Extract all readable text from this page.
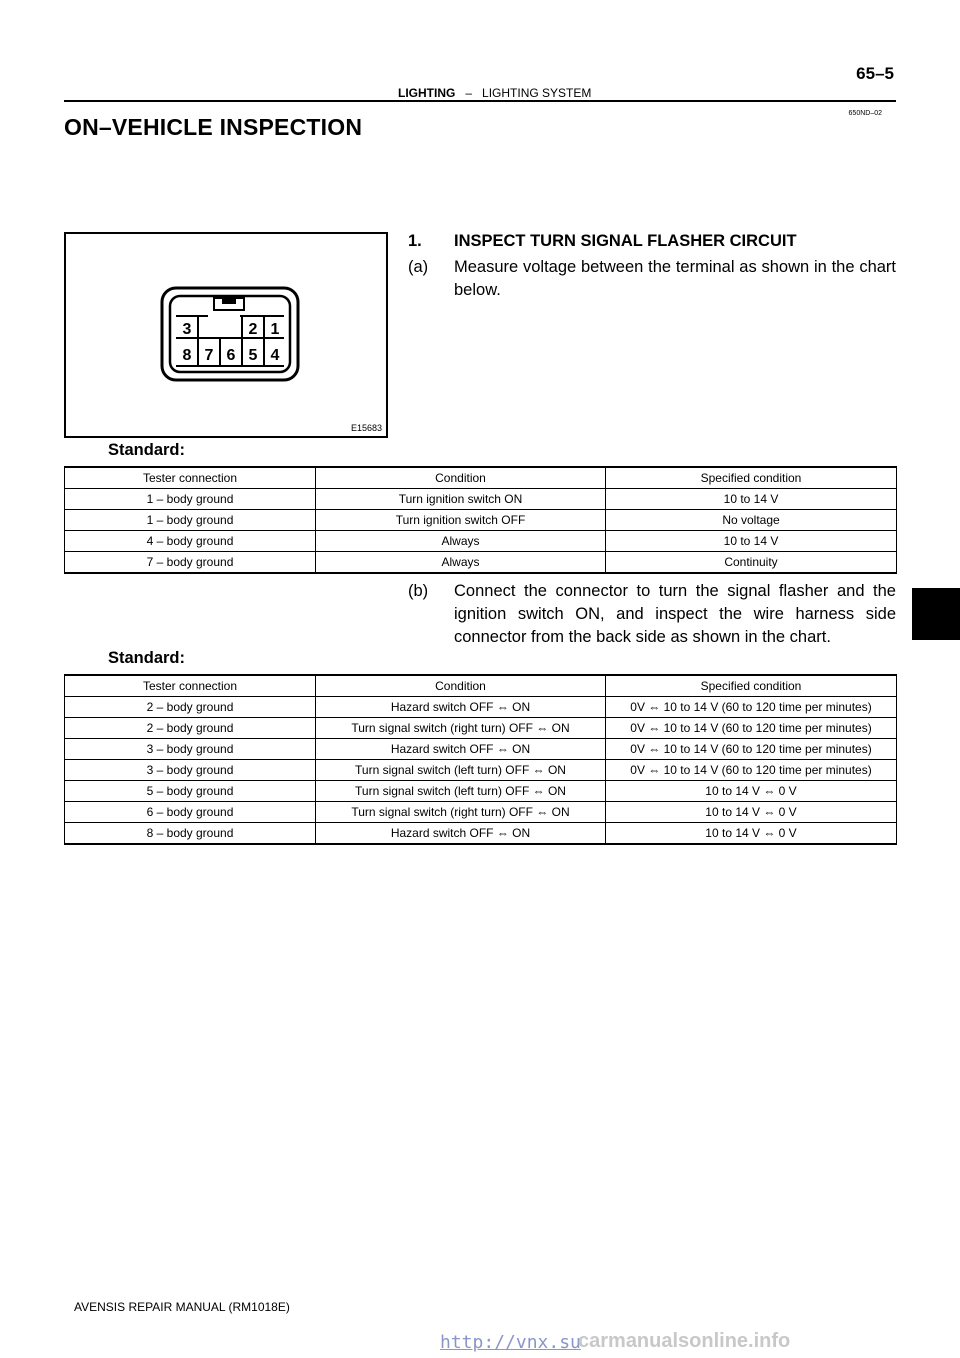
65–5
LIGHTING – LIGHTING SYSTEM
650ND–02
ON–VEHICLE INSPECTION
3	2 1
8 7 6 5 4
E15683
1. INSPECT TURN SIGNAL FLASHER CIRCUIT
(a) Measure voltage between the terminal as shown in the chart below.
Standard:
Tester connection	Condition	Specified condition
1 – body ground	Turn ignition switch ON	10 to 14 V
1 – body ground	Turn ignition switch OFF	No voltage
4 – body ground	Always	10 to 14 V
7 – body ground	Always	Continuity
(b) Connect the connector to turn the signal flasher and the ignition switch ON, and inspect the wire harness side connector from the back side as shown in the chart.
Standard:
Tester connection	Condition	Specified condition
2 – body ground	Hazard switch OFF ⇔ ON	0V ⇔ 10 to 14 V (60 to 120 time per minutes)
2 – body ground	Turn signal switch (right turn) OFF ⇔ ON	0V ⇔ 10 to 14 V (60 to 120 time per minutes)
3 – body ground	Hazard switch OFF ⇔ ON	0V ⇔ 10 to 14 V (60 to 120 time per minutes)
3 – body ground	Turn signal switch (left turn) OFF ⇔ ON	0V ⇔ 10 to 14 V (60 to 120 time per minutes)
5 – body ground	Turn signal switch (left turn) OFF ⇔ ON	10 to 14 V ⇔ 0 V
6 – body ground	Turn signal switch (right turn) OFF ⇔ ON	10 to 14 V ⇔ 0 V
8 – body ground	Hazard switch OFF ⇔ ON	10 to 14 V ⇔ 0 V
AVENSIS REPAIR MANUAL (RM1018E)
http://vnx.su
carmanualsonline.info
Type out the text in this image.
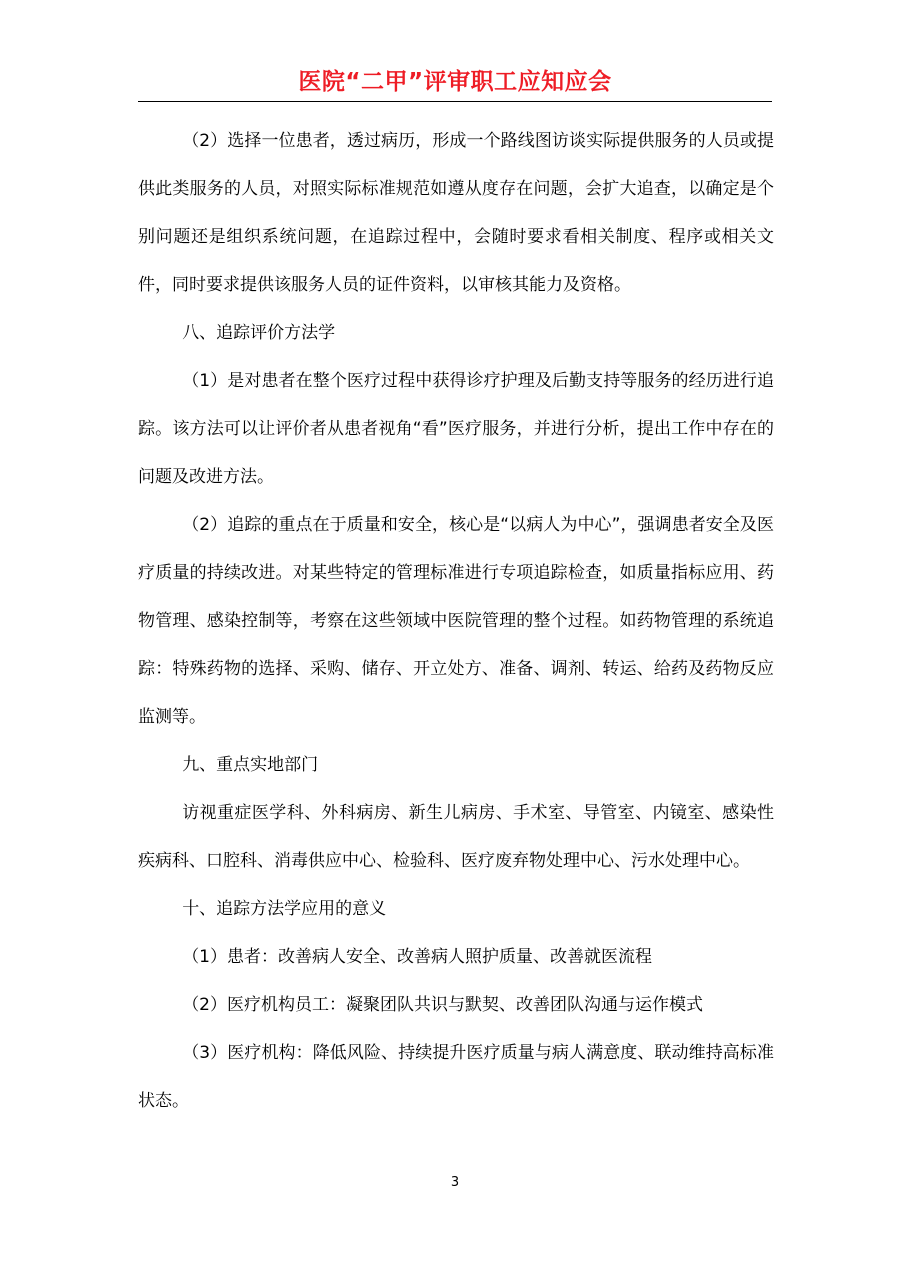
医院“二甲”评审职工应知应会

（2）选择一位患者，透过病历，形成一个路线图访谈实际提供服务的人员或提供此类服务的人员，对照实际标准规范如遵从度存在问题，会扩大追查，以确定是个别问题还是组织系统问题，在追踪过程中，会随时要求看相关制度、程序或相关文件，同时要求提供该服务人员的证件资料，以审核其能力及资格。

八、追踪评价方法学

（1）是对患者在整个医疗过程中获得诊疗护理及后勤支持等服务的经历进行追踪。该方法可以让评价者从患者视角“看”医疗服务，并进行分析，提出工作中存在的问题及改进方法。

（2）追踪的重点在于质量和安全，核心是“以病人为中心”，强调患者安全及医疗质量的持续改进。对某些特定的管理标准进行专项追踪检查，如质量指标应用、药物管理、感染控制等，考察在这些领域中医院管理的整个过程。如药物管理的系统追踪：特殊药物的选择、采购、储存、开立处方、准备、调剂、转运、给药及药物反应监测等。

九、重点实地部门

访视重症医学科、外科病房、新生儿病房、手术室、导管室、内镜室、感染性疾病科、口腔科、消毒供应中心、检验科、医疗废弃物处理中心、污水处理中心。

十、追踪方法学应用的意义

（1）患者：改善病人安全、改善病人照护质量、改善就医流程

（2）医疗机构员工：凝聚团队共识与默契、改善团队沟通与运作模式

（3）医疗机构：降低风险、持续提升医疗质量与病人满意度、联动维持高标准状态。

3
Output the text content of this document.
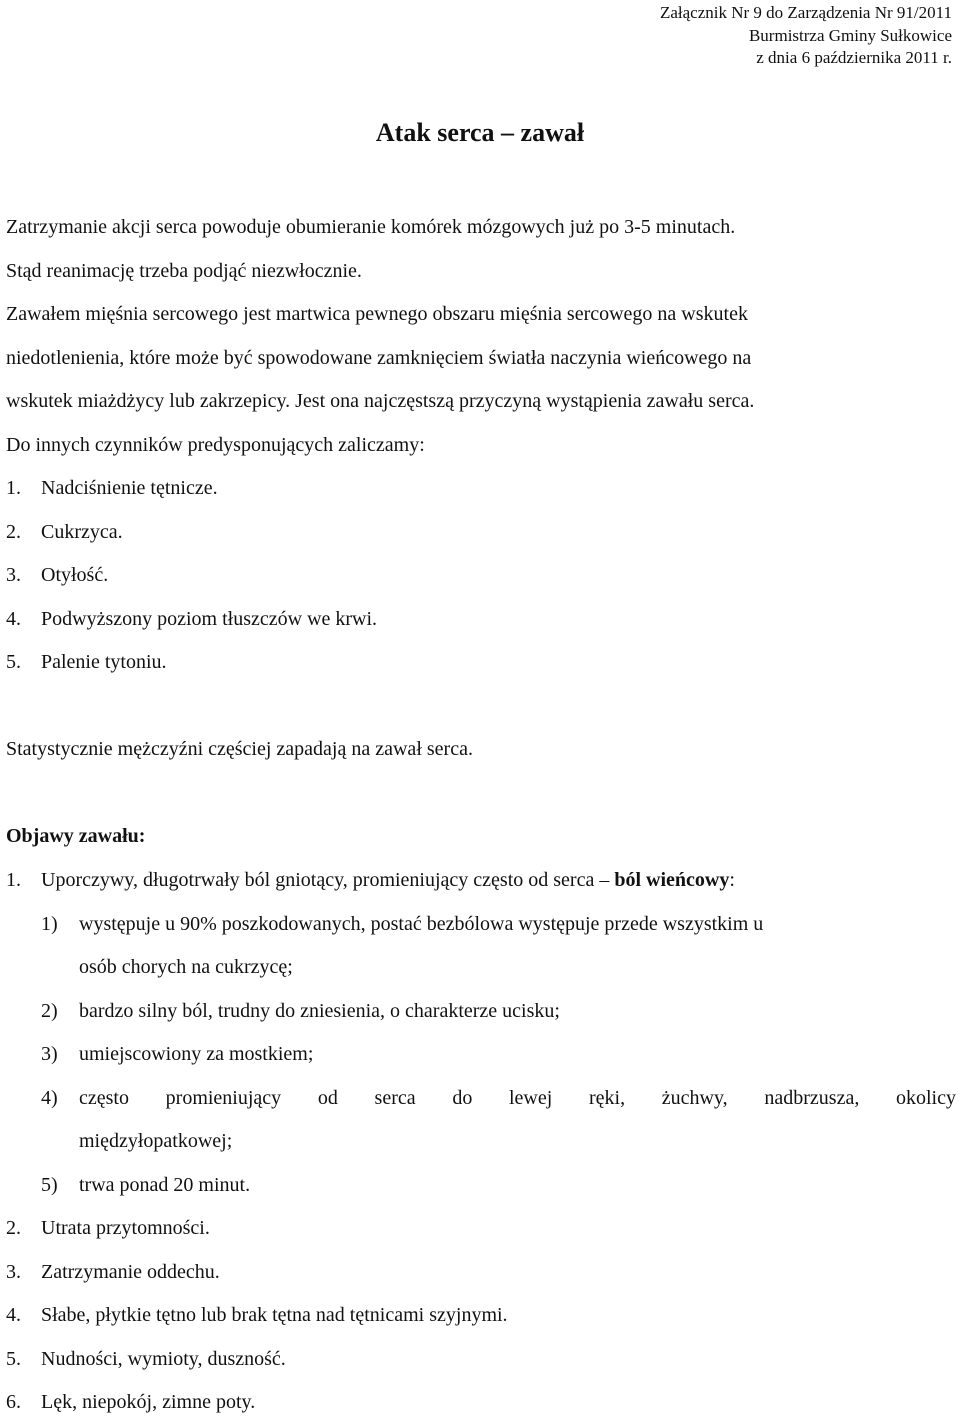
Załącznik Nr 9 do Zarządzenia Nr 91/2011
Burmistrza Gminy Sułkowice
z dnia 6 października 2011 r.
Atak serca – zawał
Zatrzymanie akcji serca powoduje obumieranie komórek mózgowych już po 3-5 minutach.
Stąd reanimację trzeba podjąć niezwłocznie.
Zawałem mięśnia sercowego jest martwica pewnego obszaru mięśnia sercowego na wskutek
niedotlenienia, które może być spowodowane zamknięciem światła naczynia wieńcowego na
wskutek miażdżycy lub zakrzepicy. Jest ona najczęstszą przyczyną wystąpienia zawału serca.
Do innych czynników predysponujących zaliczamy:
1. Nadciśnienie tętnicze.
2. Cukrzyca.
3. Otyłość.
4. Podwyższony poziom tłuszczów we krwi.
5. Palenie tytoniu.
Statystycznie mężczyźni częściej zapadają na zawał serca.
Objawy zawału:
1. Uporczywy, długotrwały ból gniotący, promieniujący często od serca – ból wieńcowy:
1) występuje u 90% poszkodowanych, postać bezbólowa występuje przede wszystkim u
osób chorych na cukrzycę;
2) bardzo silny ból, trudny do zniesienia, o charakterze ucisku;
3) umiejscowiony za mostkiem;
4)	często promieniujący od serca do lewej ręki, żuchwy, nadbrzusza, okolicy
międzyłopatkowej;
5) trwa ponad 20 minut.
2. Utrata przytomności.
3. Zatrzymanie oddechu.
4. Słabe, płytkie tętno lub brak tętna nad tętnicami szyjnymi.
5. Nudności, wymioty, duszność.
6. Lęk, niepokój, zimne poty.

- **Objective**
Copy every line of the records above that holds the word "zawału".

- **Task response**
wskutek miażdżycy lub zakrzepicy. Jest ona najczęstszą przyczyną wystąpienia zawału serca.
Objawy zawału:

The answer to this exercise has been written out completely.